### Problem details
Read through the records. Copy each line that has the word "venules".

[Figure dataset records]
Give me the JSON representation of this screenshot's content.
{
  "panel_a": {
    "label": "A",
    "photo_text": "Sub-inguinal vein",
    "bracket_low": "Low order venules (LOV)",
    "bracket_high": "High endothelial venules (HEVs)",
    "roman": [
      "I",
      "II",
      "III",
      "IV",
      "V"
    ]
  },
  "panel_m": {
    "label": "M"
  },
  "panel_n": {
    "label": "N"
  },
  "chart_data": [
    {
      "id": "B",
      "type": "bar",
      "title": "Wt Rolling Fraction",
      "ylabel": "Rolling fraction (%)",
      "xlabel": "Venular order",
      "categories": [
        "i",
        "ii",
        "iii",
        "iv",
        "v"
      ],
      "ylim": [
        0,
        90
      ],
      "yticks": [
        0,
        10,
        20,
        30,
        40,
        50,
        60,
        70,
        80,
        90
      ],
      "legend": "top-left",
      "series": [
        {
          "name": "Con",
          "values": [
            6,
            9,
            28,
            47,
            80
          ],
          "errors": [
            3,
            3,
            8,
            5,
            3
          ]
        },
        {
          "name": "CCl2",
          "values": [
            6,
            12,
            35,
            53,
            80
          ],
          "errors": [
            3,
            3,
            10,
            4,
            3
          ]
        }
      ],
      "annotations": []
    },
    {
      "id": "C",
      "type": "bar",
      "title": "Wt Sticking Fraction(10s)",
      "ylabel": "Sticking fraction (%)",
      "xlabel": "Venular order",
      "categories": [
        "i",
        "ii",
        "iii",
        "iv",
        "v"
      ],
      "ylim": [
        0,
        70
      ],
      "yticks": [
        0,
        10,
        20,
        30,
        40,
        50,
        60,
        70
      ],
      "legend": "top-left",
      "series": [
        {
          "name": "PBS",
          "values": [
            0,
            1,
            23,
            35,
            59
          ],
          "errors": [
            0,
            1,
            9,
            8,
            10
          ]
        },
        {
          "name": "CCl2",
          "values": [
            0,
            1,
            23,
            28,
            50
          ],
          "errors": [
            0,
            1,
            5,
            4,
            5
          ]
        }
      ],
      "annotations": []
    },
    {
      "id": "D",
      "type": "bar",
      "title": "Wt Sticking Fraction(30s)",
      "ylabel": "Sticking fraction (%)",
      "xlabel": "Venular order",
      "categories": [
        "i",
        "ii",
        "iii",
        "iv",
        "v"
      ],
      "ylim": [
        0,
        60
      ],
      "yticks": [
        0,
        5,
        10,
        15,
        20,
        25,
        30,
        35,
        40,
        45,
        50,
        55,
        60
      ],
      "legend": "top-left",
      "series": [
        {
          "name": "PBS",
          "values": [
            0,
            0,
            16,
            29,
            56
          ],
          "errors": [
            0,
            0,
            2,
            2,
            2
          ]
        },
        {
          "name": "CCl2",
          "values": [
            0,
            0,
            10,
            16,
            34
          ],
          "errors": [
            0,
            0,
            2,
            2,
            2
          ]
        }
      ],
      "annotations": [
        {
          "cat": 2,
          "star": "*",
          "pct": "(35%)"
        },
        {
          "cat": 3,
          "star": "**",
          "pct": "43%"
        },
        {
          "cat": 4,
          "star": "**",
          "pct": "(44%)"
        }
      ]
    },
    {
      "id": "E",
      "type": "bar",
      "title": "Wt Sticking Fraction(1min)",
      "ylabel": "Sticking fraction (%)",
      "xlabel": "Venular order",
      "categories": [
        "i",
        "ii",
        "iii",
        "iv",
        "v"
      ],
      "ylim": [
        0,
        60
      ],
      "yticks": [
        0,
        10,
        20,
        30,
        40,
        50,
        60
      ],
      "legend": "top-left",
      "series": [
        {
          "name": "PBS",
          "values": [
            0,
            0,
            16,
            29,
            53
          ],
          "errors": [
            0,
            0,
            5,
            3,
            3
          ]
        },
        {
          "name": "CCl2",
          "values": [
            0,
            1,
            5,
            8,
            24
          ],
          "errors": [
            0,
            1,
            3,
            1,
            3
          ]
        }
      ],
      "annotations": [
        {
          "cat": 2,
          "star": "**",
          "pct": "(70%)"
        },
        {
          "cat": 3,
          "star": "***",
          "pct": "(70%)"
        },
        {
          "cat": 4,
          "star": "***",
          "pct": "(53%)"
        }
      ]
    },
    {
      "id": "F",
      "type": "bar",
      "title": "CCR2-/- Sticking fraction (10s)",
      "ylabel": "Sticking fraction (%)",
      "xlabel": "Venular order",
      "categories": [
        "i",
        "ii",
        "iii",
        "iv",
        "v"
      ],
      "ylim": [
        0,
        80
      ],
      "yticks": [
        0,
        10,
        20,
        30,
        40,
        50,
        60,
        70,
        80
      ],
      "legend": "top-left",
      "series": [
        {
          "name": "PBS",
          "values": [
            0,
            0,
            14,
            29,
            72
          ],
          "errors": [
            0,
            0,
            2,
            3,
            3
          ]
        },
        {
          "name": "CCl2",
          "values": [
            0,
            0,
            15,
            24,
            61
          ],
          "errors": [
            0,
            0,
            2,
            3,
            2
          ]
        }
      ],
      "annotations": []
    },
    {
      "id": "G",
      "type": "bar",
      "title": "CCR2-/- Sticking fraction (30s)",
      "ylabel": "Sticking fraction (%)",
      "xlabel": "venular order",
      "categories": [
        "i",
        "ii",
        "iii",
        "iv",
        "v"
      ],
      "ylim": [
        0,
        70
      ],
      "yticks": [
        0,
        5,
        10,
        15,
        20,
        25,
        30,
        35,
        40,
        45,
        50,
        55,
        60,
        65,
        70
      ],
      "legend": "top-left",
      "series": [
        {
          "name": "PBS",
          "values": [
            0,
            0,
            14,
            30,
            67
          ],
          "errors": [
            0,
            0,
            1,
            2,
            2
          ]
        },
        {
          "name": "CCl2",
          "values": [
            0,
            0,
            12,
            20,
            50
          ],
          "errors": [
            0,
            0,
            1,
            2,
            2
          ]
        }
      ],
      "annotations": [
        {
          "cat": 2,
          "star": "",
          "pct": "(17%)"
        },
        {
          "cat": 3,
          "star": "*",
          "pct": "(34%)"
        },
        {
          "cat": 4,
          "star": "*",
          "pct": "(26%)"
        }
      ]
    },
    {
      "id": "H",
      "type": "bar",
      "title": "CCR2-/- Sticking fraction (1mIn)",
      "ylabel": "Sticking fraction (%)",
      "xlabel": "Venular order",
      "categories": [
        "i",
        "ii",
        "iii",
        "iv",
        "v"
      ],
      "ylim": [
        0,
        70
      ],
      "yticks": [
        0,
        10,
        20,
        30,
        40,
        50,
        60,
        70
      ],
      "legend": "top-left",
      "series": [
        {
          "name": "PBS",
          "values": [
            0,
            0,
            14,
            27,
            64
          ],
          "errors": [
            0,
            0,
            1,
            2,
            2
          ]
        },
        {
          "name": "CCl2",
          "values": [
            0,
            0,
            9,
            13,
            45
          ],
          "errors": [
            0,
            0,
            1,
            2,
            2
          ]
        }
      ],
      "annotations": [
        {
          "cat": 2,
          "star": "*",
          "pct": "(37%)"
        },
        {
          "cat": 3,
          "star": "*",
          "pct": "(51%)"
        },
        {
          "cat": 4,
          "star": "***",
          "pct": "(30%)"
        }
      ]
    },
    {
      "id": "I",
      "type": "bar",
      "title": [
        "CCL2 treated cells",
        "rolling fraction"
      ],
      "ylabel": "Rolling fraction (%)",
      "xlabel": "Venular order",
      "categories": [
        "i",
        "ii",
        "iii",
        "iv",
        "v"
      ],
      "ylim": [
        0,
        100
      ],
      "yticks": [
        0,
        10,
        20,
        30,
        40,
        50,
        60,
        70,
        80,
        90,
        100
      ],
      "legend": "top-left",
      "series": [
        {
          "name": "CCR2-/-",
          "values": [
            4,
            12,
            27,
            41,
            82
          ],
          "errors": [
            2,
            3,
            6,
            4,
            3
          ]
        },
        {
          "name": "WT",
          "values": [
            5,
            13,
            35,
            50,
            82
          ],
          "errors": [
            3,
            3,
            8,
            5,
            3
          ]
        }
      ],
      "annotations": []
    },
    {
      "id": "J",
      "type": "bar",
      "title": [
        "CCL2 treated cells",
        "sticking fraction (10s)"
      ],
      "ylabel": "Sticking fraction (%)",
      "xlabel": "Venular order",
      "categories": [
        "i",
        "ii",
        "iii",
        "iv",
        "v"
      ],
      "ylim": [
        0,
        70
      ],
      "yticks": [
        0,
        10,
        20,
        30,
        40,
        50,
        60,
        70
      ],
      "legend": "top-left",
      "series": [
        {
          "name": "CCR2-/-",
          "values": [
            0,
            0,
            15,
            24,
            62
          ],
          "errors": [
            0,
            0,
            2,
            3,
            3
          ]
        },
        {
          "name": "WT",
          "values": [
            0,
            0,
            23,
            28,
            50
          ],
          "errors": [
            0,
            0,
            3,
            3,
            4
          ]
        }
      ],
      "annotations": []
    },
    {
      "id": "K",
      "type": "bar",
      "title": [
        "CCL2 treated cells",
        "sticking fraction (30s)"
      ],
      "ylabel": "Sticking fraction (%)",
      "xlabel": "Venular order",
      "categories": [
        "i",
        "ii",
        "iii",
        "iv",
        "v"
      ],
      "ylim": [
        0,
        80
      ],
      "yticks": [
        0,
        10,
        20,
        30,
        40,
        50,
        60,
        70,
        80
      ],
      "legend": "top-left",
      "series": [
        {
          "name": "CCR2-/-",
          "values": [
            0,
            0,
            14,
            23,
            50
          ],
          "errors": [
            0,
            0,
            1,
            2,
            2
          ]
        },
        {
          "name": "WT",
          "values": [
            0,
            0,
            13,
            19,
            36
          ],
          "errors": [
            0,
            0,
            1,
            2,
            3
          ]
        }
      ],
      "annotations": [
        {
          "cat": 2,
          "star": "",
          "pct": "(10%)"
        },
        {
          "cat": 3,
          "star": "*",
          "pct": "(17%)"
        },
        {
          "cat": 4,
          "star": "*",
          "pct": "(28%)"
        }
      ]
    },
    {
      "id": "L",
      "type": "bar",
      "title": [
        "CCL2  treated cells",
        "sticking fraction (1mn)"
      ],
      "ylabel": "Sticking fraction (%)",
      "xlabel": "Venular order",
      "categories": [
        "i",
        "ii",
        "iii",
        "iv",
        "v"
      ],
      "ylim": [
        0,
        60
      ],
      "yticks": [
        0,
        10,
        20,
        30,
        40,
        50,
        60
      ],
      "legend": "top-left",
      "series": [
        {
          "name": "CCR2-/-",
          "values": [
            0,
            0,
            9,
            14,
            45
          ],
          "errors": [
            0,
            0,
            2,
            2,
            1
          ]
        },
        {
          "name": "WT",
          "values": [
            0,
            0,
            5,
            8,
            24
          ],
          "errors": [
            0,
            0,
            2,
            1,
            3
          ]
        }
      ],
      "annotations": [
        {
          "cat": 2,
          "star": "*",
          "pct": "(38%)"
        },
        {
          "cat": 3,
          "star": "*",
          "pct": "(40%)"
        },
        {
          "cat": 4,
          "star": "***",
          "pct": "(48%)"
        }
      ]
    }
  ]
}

### Solved exercise
    "bracket_low": "Low order venules (LOV)",
    "bracket_high": "High endothelial venules (HEVs)",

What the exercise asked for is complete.